### What needs to be done
Write out every single entry exactly.

### Working data
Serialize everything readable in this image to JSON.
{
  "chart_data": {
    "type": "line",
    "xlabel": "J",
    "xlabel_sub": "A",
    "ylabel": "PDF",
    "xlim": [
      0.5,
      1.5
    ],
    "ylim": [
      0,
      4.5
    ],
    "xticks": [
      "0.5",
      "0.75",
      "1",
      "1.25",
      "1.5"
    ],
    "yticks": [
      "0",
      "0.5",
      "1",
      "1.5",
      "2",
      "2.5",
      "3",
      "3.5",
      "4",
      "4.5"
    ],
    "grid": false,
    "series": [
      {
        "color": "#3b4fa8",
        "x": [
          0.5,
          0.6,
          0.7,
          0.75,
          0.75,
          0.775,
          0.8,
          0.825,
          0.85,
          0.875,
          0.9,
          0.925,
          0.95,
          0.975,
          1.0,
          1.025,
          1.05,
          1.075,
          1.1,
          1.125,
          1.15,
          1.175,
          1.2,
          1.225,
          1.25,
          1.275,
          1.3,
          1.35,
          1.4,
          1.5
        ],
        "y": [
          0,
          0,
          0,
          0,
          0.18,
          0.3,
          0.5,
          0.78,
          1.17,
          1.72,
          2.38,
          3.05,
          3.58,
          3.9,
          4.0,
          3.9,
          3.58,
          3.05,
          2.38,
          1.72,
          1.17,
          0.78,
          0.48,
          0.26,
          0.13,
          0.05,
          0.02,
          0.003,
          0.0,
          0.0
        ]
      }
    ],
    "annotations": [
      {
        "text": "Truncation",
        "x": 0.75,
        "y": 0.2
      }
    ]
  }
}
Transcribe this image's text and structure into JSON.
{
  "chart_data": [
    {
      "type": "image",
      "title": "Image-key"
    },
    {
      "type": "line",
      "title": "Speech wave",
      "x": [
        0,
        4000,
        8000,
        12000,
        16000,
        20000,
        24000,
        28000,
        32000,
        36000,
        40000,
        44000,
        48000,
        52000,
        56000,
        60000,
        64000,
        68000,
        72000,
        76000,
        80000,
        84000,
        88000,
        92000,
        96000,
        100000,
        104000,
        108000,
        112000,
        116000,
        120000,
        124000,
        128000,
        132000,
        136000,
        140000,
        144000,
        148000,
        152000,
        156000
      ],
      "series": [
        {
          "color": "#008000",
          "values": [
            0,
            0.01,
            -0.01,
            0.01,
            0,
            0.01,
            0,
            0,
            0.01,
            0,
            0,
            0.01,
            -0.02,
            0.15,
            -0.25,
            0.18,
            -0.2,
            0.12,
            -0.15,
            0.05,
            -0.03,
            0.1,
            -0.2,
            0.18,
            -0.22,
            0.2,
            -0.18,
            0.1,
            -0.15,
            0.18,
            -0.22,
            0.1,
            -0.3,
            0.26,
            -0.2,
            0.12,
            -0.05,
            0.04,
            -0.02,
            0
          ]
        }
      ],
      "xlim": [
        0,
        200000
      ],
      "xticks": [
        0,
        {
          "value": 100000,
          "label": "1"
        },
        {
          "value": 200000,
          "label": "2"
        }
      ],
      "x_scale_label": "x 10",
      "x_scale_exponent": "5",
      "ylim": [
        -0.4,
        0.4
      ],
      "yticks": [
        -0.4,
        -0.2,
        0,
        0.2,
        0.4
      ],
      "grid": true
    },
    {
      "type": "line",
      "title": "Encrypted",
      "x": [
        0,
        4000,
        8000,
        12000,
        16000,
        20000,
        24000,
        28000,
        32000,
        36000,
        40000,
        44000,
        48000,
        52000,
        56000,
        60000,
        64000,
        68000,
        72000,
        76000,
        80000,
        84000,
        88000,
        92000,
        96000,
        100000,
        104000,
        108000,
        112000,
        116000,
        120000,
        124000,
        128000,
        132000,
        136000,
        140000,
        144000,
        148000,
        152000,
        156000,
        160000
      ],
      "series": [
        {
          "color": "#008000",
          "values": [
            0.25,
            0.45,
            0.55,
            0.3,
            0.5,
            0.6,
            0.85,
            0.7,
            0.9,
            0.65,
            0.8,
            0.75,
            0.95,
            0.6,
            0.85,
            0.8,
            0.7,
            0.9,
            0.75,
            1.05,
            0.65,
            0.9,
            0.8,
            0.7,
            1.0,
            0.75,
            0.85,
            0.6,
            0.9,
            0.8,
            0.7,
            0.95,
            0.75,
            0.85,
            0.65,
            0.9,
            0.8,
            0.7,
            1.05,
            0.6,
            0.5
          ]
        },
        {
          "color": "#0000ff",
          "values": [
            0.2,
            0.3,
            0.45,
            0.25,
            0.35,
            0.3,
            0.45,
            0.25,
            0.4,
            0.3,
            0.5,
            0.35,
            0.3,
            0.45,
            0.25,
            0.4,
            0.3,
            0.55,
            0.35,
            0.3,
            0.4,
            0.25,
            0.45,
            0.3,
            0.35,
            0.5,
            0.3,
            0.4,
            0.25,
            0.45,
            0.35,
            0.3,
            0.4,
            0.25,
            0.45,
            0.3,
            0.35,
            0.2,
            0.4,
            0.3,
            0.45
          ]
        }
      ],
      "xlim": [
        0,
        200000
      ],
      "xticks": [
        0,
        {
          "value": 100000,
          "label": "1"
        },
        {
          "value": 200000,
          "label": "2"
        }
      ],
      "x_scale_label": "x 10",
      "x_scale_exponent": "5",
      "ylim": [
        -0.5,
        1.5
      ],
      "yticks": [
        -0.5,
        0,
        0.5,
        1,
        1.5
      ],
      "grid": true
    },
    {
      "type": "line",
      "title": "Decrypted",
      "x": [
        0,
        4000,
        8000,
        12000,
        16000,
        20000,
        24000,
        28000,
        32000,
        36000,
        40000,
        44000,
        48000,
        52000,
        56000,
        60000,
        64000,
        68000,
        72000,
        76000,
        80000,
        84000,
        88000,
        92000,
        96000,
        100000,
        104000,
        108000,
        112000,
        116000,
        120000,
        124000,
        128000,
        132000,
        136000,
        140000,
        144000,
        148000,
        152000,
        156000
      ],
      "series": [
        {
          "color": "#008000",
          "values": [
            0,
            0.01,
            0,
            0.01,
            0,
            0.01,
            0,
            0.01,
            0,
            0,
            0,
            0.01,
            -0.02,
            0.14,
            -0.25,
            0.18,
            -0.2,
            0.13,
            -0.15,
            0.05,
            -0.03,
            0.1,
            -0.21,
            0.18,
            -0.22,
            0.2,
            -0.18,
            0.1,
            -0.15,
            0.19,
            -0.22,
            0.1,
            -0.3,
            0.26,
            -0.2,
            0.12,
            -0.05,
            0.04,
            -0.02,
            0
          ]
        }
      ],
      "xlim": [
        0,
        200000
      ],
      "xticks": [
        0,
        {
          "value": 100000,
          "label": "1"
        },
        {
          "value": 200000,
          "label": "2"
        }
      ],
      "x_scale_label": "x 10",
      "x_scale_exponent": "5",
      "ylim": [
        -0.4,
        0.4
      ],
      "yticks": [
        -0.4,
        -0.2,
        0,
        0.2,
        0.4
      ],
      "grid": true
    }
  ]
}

### Solved problem
Serialize everything readable in this image to JSON.
{
  "chart_data": {
    "type": "line",
    "xlabel": "J",
    "xlabel_sub": "A",
    "ylabel": "PDF",
    "xlim": [
      0.5,
      1.5
    ],
    "ylim": [
      0,
      4.5
    ],
    "xticks": [
      "0.5",
      "0.75",
      "1",
      "1.25",
      "1.5"
    ],
    "yticks": [
      "0",
      "0.5",
      "1",
      "1.5",
      "2",
      "2.5",
      "3",
      "3.5",
      "4",
      "4.5"
    ],
    "grid": false,
    "series": [
      {
        "color": "#3b4fa8",
        "x": [
          0.5,
          0.6,
          0.7,
          0.75,
          0.75,
          0.775,
          0.8,
          0.825,
          0.85,
          0.875,
          0.9,
          0.925,
          0.95,
          0.975,
          1.0,
          1.025,
          1.05,
          1.075,
          1.1,
          1.125,
          1.15,
          1.175,
          1.2,
          1.225,
          1.25,
          1.275,
          1.3,
          1.35,
          1.4,
          1.5
        ],
        "y": [
          0,
          0,
          0,
          0,
          0.18,
          0.3,
          0.5,
          0.78,
          1.17,
          1.72,
          2.38,
          3.05,
          3.58,
          3.9,
          4.0,
          3.9,
          3.58,
          3.05,
          2.38,
          1.72,
          1.17,
          0.78,
          0.48,
          0.26,
          0.13,
          0.05,
          0.02,
          0.003,
          0.0,
          0.0
        ]
      }
    ],
    "annotations": [
      {
        "text": "Truncation",
        "x": 0.75,
        "y": 0.2
      }
    ]
  }
}
Transcribe this image's text and structure into JSON.
{
  "chart_data": [
    {
      "type": "image",
      "title": "Image-key"
    },
    {
      "type": "line",
      "title": "Speech wave",
      "x": [
        0,
        4000,
        8000,
        12000,
        16000,
        20000,
        24000,
        28000,
        32000,
        36000,
        40000,
        44000,
        48000,
        52000,
        56000,
        60000,
        64000,
        68000,
        72000,
        76000,
        80000,
        84000,
        88000,
        92000,
        96000,
        100000,
        104000,
        108000,
        112000,
        116000,
        120000,
        124000,
        128000,
        132000,
        136000,
        140000,
        144000,
        148000,
        152000,
        156000
      ],
      "series": [
        {
          "color": "#008000",
          "values": [
            0,
            0.01,
            -0.01,
            0.01,
            0,
            0.01,
            0,
            0,
            0.01,
            0,
            0,
            0.01,
            -0.02,
            0.15,
            -0.25,
            0.18,
            -0.2,
            0.12,
            -0.15,
            0.05,
            -0.03,
            0.1,
            -0.2,
            0.18,
            -0.22,
            0.2,
            -0.18,
            0.1,
            -0.15,
            0.18,
            -0.22,
            0.1,
            -0.3,
            0.26,
            -0.2,
            0.12,
            -0.05,
            0.04,
            -0.02,
            0
          ]
        }
      ],
      "xlim": [
        0,
        200000
      ],
      "xticks": [
        0,
        {
          "value": 100000,
          "label": "1"
        },
        {
          "value": 200000,
          "label": "2"
        }
      ],
      "x_scale_label": "x 10",
      "x_scale_exponent": "5",
      "ylim": [
        -0.4,
        0.4
      ],
      "yticks": [
        -0.4,
        -0.2,
        0,
        0.2,
        0.4
      ],
      "grid": true
    },
    {
      "type": "line",
      "title": "Encrypted",
      "x": [
        0,
        4000,
        8000,
        12000,
        16000,
        20000,
        24000,
        28000,
        32000,
        36000,
        40000,
        44000,
        48000,
        52000,
        56000,
        60000,
        64000,
        68000,
        72000,
        76000,
        80000,
        84000,
        88000,
        92000,
        96000,
        100000,
        104000,
        108000,
        112000,
        116000,
        120000,
        124000,
        128000,
        132000,
        136000,
        140000,
        144000,
        148000,
        152000,
        156000,
        160000
      ],
      "series": [
        {
          "color": "#008000",
          "values": [
            0.25,
            0.45,
            0.55,
            0.3,
            0.5,
            0.6,
            0.85,
            0.7,
            0.9,
            0.65,
            0.8,
            0.75,
            0.95,
            0.6,
            0.85,
            0.8,
            0.7,
            0.9,
            0.75,
            1.05,
            0.65,
            0.9,
            0.8,
            0.7,
            1.0,
            0.75,
            0.85,
            0.6,
            0.9,
            0.8,
            0.7,
            0.95,
            0.75,
            0.85,
            0.65,
            0.9,
            0.8,
            0.7,
            1.05,
            0.6,
            0.5
          ]
        },
        {
          "color": "#0000ff",
          "values": [
            0.2,
            0.3,
            0.45,
            0.25,
            0.35,
            0.3,
            0.45,
            0.25,
            0.4,
            0.3,
            0.5,
            0.35,
            0.3,
            0.45,
            0.25,
            0.4,
            0.3,
            0.55,
            0.35,
            0.3,
            0.4,
            0.25,
            0.45,
            0.3,
            0.35,
            0.5,
            0.3,
            0.4,
            0.25,
            0.45,
            0.35,
            0.3,
            0.4,
            0.25,
            0.45,
            0.3,
            0.35,
            0.2,
            0.4,
            0.3,
            0.45
          ]
        }
      ],
      "xlim": [
        0,
        200000
      ],
      "xticks": [
        0,
        {
          "value": 100000,
          "label": "1"
        },
        {
          "value": 200000,
          "label": "2"
        }
      ],
      "x_scale_label": "x 10",
      "x_scale_exponent": "5",
      "ylim": [
        -0.5,
        1.5
      ],
      "yticks": [
        -0.5,
        0,
        0.5,
        1,
        1.5
      ],
      "grid": true
    },
    {
      "type": "line",
      "title": "Decrypted",
      "x": [
        0,
        4000,
        8000,
        12000,
        16000,
        20000,
        24000,
        28000,
        32000,
        36000,
        40000,
        44000,
        48000,
        52000,
        56000,
        60000,
        64000,
        68000,
        72000,
        76000,
        80000,
        84000,
        88000,
        92000,
        96000,
        100000,
        104000,
        108000,
        112000,
        116000,
        120000,
        124000,
        128000,
        132000,
        136000,
        140000,
        144000,
        148000,
        152000,
        156000
      ],
      "series": [
        {
          "color": "#008000",
          "values": [
            0,
            0.01,
            0,
            0.01,
            0,
            0.01,
            0,
            0.01,
            0,
            0,
            0,
            0.01,
            -0.02,
            0.14,
            -0.25,
            0.18,
            -0.2,
            0.13,
            -0.15,
            0.05,
            -0.03,
            0.1,
            -0.21,
            0.18,
            -0.22,
            0.2,
            -0.18,
            0.1,
            -0.15,
            0.19,
            -0.22,
            0.1,
            -0.3,
            0.26,
            -0.2,
            0.12,
            -0.05,
            0.04,
            -0.02,
            0
          ]
        }
      ],
      "xlim": [
        0,
        200000
      ],
      "xticks": [
        0,
        {
          "value": 100000,
          "label": "1"
        },
        {
          "value": 200000,
          "label": "2"
        }
      ],
      "x_scale_label": "x 10",
      "x_scale_exponent": "5",
      "ylim": [
        -0.4,
        0.4
      ],
      "yticks": [
        -0.4,
        -0.2,
        0,
        0.2,
        0.4
      ],
      "grid": true
    }
  ]
}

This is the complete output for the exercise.